* Directions
Reproduce every entry of the source data below verbatim, line for line, altering nothing.

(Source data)
* begin *

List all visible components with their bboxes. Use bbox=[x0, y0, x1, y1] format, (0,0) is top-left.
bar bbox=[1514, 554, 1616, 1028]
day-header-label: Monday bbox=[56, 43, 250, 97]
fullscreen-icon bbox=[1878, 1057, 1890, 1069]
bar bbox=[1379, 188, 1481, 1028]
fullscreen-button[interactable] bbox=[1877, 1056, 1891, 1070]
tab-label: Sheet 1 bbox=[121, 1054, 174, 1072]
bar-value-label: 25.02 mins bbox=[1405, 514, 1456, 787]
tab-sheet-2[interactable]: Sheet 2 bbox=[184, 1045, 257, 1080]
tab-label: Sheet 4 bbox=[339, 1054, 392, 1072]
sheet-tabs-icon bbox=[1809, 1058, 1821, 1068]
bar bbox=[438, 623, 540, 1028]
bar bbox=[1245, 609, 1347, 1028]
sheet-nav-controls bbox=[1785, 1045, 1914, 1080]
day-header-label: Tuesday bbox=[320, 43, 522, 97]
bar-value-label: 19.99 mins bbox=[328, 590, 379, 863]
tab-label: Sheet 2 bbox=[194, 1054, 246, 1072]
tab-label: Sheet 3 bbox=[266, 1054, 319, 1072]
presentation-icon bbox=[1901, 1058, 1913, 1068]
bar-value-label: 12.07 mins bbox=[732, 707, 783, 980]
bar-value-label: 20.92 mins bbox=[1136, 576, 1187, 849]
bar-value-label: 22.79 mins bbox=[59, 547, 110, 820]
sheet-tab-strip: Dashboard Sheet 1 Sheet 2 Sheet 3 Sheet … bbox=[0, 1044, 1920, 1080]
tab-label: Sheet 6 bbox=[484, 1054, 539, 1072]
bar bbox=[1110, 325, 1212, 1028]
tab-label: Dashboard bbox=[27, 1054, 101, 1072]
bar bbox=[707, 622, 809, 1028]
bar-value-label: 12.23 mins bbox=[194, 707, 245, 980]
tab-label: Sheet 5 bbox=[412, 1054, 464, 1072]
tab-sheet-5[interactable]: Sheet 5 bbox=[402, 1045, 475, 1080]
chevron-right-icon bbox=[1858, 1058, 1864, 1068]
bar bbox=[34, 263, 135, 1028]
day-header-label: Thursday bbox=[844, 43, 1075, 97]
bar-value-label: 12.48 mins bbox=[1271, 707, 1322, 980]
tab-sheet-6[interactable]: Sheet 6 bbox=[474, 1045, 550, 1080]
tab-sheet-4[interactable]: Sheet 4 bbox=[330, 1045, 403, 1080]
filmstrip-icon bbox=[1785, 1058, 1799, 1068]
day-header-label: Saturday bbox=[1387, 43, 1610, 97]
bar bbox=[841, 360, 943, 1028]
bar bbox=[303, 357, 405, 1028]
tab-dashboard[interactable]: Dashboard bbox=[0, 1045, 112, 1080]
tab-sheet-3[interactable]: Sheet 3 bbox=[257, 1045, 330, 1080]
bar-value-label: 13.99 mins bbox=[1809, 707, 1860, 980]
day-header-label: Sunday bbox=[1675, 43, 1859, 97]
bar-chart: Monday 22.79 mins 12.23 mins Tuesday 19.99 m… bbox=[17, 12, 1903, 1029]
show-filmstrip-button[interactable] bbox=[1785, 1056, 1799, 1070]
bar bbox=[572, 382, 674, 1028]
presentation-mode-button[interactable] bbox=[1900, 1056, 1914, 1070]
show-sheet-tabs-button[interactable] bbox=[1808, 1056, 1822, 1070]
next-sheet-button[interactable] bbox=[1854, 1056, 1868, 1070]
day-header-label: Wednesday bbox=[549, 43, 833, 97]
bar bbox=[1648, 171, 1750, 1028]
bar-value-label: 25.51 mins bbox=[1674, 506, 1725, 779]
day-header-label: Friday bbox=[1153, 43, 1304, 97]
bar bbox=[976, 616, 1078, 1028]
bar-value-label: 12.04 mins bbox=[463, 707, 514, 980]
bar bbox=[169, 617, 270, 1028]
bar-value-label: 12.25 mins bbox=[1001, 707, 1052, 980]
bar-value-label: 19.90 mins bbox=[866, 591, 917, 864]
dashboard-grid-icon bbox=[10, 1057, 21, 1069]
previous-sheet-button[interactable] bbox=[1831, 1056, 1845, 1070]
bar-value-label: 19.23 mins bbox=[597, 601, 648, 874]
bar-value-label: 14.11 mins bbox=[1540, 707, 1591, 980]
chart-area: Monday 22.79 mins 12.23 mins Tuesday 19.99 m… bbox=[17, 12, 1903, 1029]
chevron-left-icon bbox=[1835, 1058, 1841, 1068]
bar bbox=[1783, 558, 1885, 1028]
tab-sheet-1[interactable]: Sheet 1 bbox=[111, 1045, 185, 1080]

* end *

* Worked answer
List all visible components with their bboxes. Use bbox=[x0, y0, x1, y1] format, (0,0) is top-left.
bar bbox=[1514, 554, 1616, 1028]
day-header-label: Monday bbox=[56, 43, 250, 97]
fullscreen-icon bbox=[1878, 1057, 1890, 1069]
bar bbox=[1379, 188, 1481, 1028]
fullscreen-button[interactable] bbox=[1877, 1056, 1891, 1070]
tab-label: Sheet 1 bbox=[121, 1054, 174, 1072]
bar-value-label: 25.02 mins bbox=[1405, 514, 1456, 787]
tab-sheet-2[interactable]: Sheet 2 bbox=[184, 1045, 257, 1080]
tab-label: Sheet 4 bbox=[339, 1054, 392, 1072]
sheet-tabs-icon bbox=[1809, 1058, 1821, 1068]
bar bbox=[438, 623, 540, 1028]
bar bbox=[1245, 609, 1347, 1028]
sheet-nav-controls bbox=[1785, 1045, 1914, 1080]
day-header-label: Tuesday bbox=[320, 43, 522, 97]
bar-value-label: 19.99 mins bbox=[328, 590, 379, 863]
tab-label: Sheet 2 bbox=[194, 1054, 246, 1072]
tab-label: Sheet 3 bbox=[266, 1054, 319, 1072]
presentation-icon bbox=[1901, 1058, 1913, 1068]
bar-value-label: 12.07 mins bbox=[732, 707, 783, 980]
bar-value-label: 20.92 mins bbox=[1136, 576, 1187, 849]
bar-value-label: 22.79 mins bbox=[59, 547, 110, 820]
sheet-tab-strip: Dashboard Sheet 1 Sheet 2 Sheet 3 Sheet … bbox=[0, 1044, 1920, 1080]
tab-label: Sheet 6 bbox=[484, 1054, 539, 1072]
bar bbox=[1110, 325, 1212, 1028]
tab-label: Dashboard bbox=[27, 1054, 101, 1072]
bar bbox=[707, 622, 809, 1028]
bar-value-label: 12.23 mins bbox=[194, 707, 245, 980]
tab-label: Sheet 5 bbox=[412, 1054, 464, 1072]
tab-sheet-5[interactable]: Sheet 5 bbox=[402, 1045, 475, 1080]
chevron-right-icon bbox=[1858, 1058, 1864, 1068]
bar bbox=[34, 263, 135, 1028]
day-header-label: Thursday bbox=[844, 43, 1075, 97]
bar-value-label: 12.48 mins bbox=[1271, 707, 1322, 980]
tab-sheet-6[interactable]: Sheet 6 bbox=[474, 1045, 550, 1080]
tab-sheet-4[interactable]: Sheet 4 bbox=[330, 1045, 403, 1080]
filmstrip-icon bbox=[1785, 1058, 1799, 1068]
day-header-label: Saturday bbox=[1387, 43, 1610, 97]
bar bbox=[841, 360, 943, 1028]
bar bbox=[303, 357, 405, 1028]
tab-dashboard[interactable]: Dashboard bbox=[0, 1045, 112, 1080]
tab-sheet-3[interactable]: Sheet 3 bbox=[257, 1045, 330, 1080]
bar-value-label: 13.99 mins bbox=[1809, 707, 1860, 980]
day-header-label: Sunday bbox=[1675, 43, 1859, 97]
bar-chart: Monday 22.79 mins 12.23 mins Tuesday 19.99 m… bbox=[17, 12, 1903, 1029]
show-filmstrip-button[interactable] bbox=[1785, 1056, 1799, 1070]
bar bbox=[572, 382, 674, 1028]
presentation-mode-button[interactable] bbox=[1900, 1056, 1914, 1070]
show-sheet-tabs-button[interactable] bbox=[1808, 1056, 1822, 1070]
next-sheet-button[interactable] bbox=[1854, 1056, 1868, 1070]
day-header-label: Wednesday bbox=[549, 43, 833, 97]
bar bbox=[1648, 171, 1750, 1028]
bar-value-label: 25.51 mins bbox=[1674, 506, 1725, 779]
day-header-label: Friday bbox=[1153, 43, 1304, 97]
bar bbox=[976, 616, 1078, 1028]
bar-value-label: 12.04 mins bbox=[463, 707, 514, 980]
bar bbox=[169, 617, 270, 1028]
bar-value-label: 12.25 mins bbox=[1001, 707, 1052, 980]
bar-value-label: 19.90 mins bbox=[866, 591, 917, 864]
dashboard-grid-icon bbox=[10, 1057, 21, 1069]
previous-sheet-button[interactable] bbox=[1831, 1056, 1845, 1070]
bar-value-label: 19.23 mins bbox=[597, 601, 648, 874]
bar-value-label: 14.11 mins bbox=[1540, 707, 1591, 980]
chart-area: Monday 22.79 mins 12.23 mins Tuesday 19.99 m… bbox=[17, 12, 1903, 1029]
chevron-left-icon bbox=[1835, 1058, 1841, 1068]
bar bbox=[1783, 558, 1885, 1028]
tab-sheet-1[interactable]: Sheet 1 bbox=[111, 1045, 185, 1080]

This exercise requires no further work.